**Extracted material**.
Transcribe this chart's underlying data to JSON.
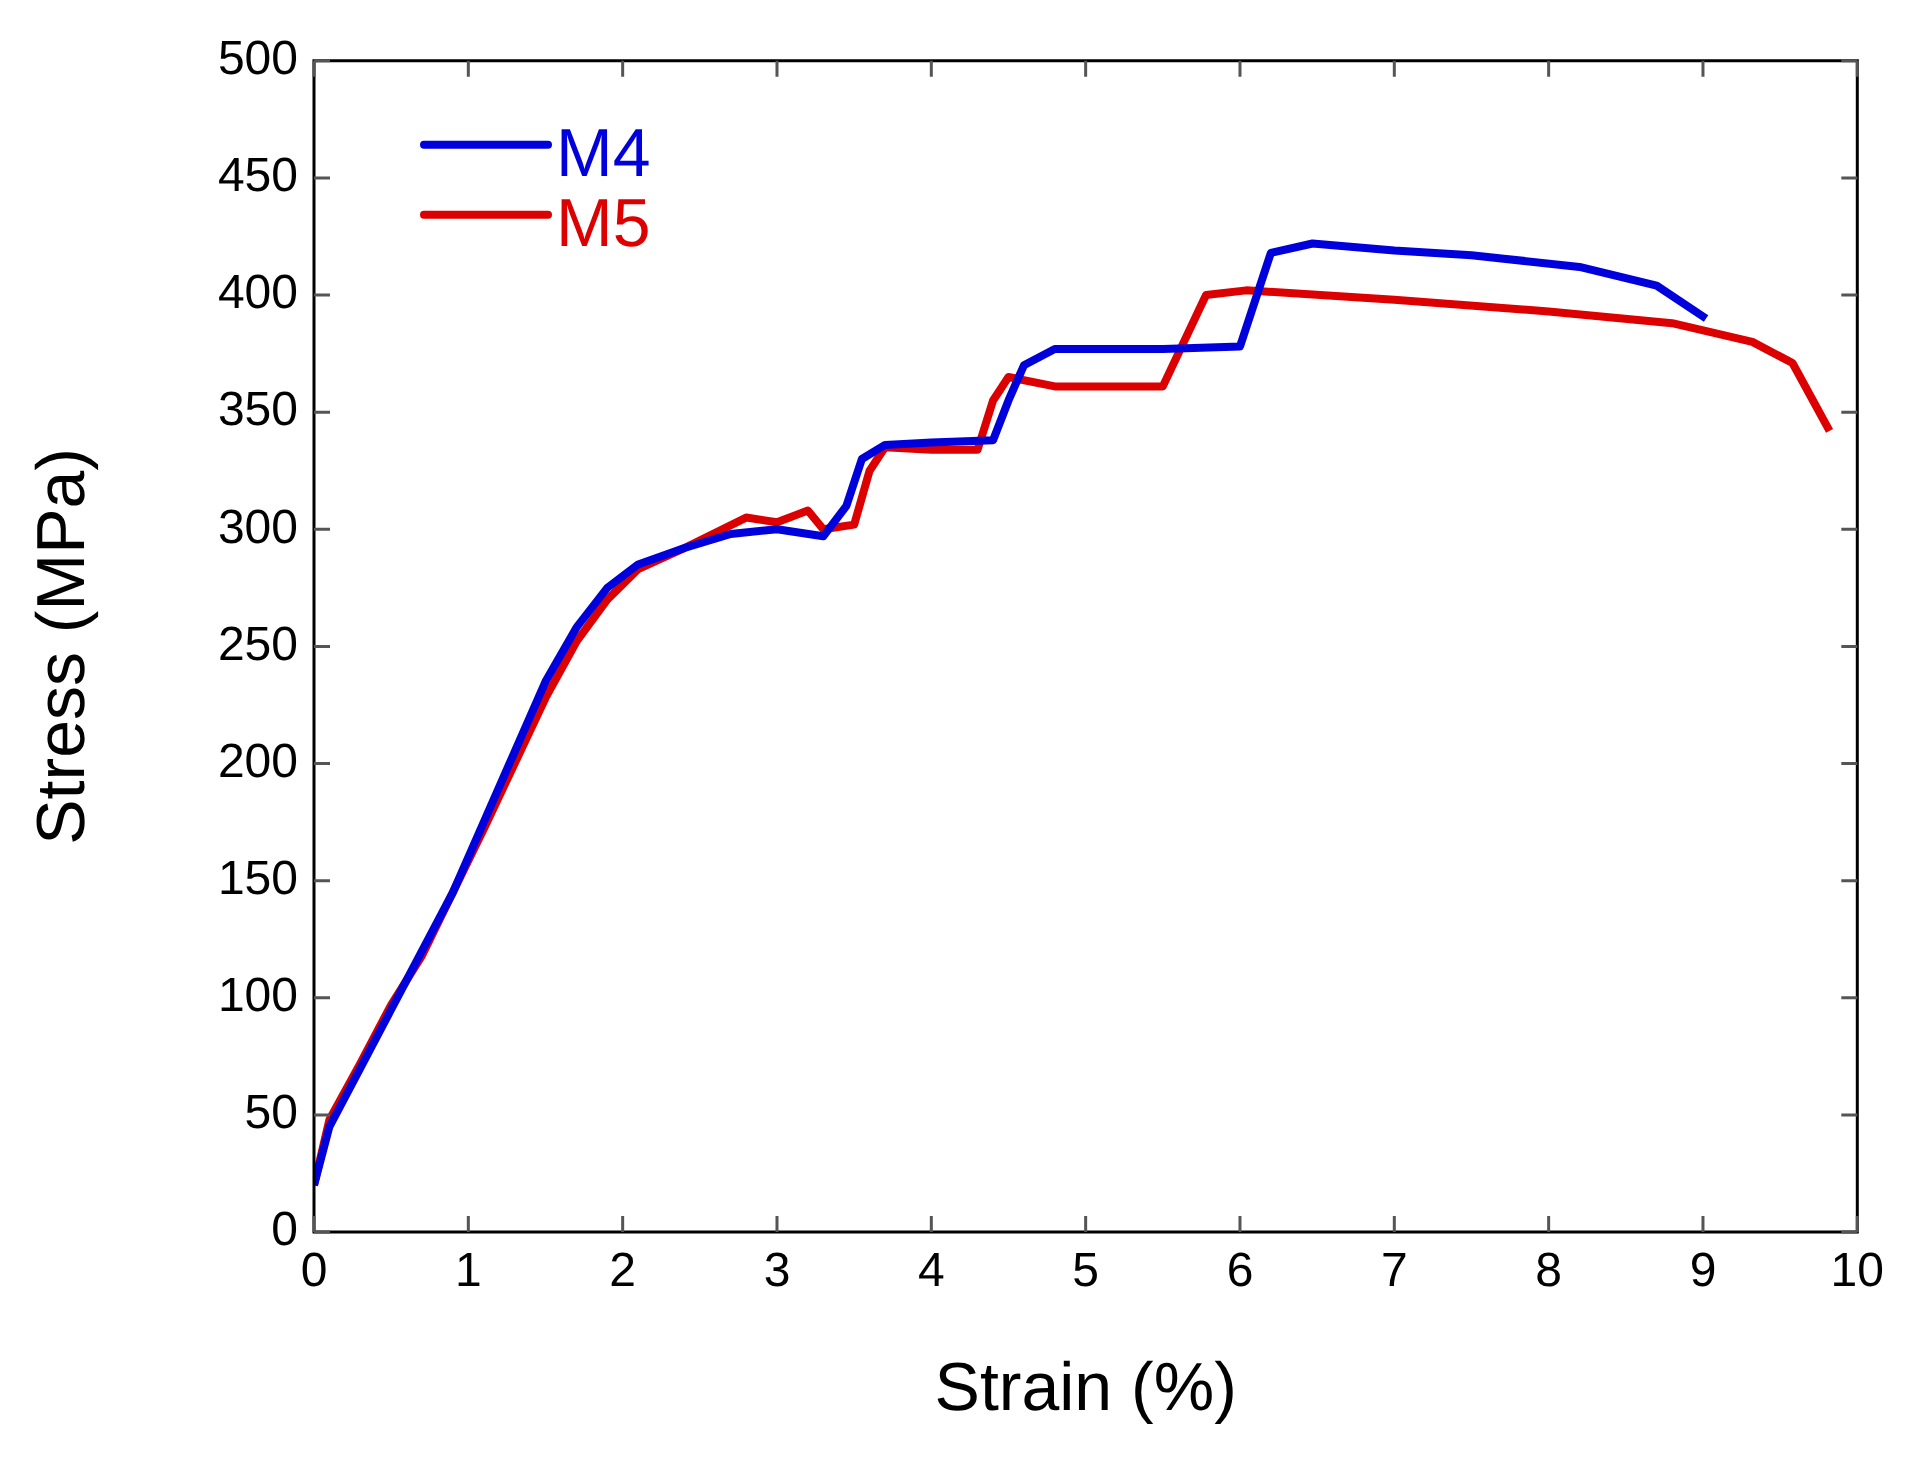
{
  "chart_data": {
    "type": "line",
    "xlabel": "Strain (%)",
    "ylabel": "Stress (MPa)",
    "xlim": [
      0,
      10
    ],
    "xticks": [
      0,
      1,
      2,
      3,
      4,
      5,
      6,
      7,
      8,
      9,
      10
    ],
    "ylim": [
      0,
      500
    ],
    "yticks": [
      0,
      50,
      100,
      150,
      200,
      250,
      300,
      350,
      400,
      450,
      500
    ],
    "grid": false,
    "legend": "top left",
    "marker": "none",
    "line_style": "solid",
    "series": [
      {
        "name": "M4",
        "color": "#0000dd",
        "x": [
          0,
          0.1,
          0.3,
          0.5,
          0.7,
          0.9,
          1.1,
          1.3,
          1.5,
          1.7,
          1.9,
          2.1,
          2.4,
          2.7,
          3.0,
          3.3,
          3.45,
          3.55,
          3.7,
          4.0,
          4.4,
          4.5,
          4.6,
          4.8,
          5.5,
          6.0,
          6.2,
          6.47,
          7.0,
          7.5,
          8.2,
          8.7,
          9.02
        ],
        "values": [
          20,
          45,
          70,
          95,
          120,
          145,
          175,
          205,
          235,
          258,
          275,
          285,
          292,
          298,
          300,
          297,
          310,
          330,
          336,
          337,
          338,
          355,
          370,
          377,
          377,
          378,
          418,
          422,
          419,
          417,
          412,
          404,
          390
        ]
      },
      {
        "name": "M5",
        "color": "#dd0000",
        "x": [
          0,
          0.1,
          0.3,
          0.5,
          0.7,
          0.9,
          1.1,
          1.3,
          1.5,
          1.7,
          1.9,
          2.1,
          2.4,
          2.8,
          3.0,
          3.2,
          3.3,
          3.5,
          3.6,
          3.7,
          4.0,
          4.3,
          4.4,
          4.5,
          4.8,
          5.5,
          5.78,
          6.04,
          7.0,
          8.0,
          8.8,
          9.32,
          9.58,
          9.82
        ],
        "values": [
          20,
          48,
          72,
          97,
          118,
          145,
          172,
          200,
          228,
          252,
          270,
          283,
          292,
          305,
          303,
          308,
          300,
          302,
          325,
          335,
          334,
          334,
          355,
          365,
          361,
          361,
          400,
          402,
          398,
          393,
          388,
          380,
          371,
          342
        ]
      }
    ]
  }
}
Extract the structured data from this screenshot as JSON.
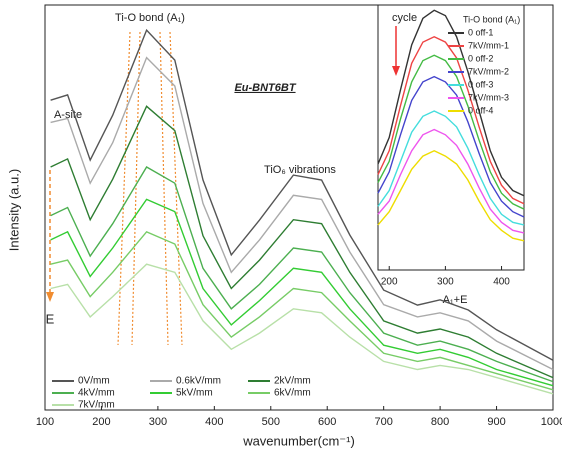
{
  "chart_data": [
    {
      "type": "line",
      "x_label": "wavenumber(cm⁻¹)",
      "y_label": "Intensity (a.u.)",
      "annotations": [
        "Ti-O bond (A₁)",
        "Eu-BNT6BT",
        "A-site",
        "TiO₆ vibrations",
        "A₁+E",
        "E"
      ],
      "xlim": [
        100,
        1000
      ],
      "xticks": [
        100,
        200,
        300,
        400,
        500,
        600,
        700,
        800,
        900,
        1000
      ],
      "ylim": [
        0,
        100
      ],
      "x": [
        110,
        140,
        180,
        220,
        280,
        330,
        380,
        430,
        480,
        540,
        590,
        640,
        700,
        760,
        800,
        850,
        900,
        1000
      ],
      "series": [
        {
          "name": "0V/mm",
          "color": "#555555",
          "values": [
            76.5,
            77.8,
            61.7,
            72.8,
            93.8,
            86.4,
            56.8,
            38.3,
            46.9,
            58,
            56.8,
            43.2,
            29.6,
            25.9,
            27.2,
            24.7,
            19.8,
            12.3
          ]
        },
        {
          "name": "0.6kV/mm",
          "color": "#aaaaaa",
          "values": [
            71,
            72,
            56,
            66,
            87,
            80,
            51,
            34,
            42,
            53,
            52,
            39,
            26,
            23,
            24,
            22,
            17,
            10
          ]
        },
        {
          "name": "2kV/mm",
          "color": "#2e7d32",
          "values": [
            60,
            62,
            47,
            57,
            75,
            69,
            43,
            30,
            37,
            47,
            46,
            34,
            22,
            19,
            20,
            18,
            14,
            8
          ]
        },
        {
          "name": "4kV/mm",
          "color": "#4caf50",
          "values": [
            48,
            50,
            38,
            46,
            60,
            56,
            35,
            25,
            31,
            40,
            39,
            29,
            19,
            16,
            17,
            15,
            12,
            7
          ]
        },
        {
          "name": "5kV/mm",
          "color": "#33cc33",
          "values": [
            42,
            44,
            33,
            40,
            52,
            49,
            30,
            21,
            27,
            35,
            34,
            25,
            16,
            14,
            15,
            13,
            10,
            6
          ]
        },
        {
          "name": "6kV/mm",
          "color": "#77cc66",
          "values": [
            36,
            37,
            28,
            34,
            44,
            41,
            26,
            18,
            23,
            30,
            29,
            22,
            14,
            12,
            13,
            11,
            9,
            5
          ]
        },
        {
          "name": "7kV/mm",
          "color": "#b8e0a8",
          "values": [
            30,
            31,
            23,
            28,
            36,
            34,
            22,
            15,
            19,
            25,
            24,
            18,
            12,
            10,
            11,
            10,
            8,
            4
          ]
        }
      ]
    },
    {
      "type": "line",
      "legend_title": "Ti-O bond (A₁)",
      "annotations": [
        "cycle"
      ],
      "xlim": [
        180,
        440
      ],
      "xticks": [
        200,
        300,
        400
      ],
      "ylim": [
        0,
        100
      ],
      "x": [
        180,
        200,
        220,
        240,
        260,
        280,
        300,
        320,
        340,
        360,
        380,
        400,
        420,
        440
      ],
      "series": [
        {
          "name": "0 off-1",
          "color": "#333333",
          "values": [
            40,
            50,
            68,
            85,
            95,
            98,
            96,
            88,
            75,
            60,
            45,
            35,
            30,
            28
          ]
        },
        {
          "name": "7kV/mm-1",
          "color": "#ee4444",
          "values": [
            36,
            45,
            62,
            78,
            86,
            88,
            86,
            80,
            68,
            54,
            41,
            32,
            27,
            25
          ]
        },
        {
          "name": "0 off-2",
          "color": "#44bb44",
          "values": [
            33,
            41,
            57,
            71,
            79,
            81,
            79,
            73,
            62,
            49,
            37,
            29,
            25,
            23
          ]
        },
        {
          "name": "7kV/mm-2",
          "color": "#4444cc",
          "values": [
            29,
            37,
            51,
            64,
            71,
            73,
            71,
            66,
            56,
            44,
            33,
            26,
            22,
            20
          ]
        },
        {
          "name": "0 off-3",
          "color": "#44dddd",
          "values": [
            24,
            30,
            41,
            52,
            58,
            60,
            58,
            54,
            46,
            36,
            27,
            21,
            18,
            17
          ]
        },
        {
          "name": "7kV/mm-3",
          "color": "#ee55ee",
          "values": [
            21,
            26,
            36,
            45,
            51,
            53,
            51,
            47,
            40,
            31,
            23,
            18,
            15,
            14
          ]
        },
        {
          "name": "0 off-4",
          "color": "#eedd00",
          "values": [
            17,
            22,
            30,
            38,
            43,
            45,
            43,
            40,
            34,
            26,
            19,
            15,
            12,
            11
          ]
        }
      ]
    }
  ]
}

**Work instructions**.
Look through the data above. Find each line with the string "JSON" and copy it.

**Output of the exercise**.
Transcribe this chart's underlying data to JSON.
Extract the structured data from this screenshot as JSON.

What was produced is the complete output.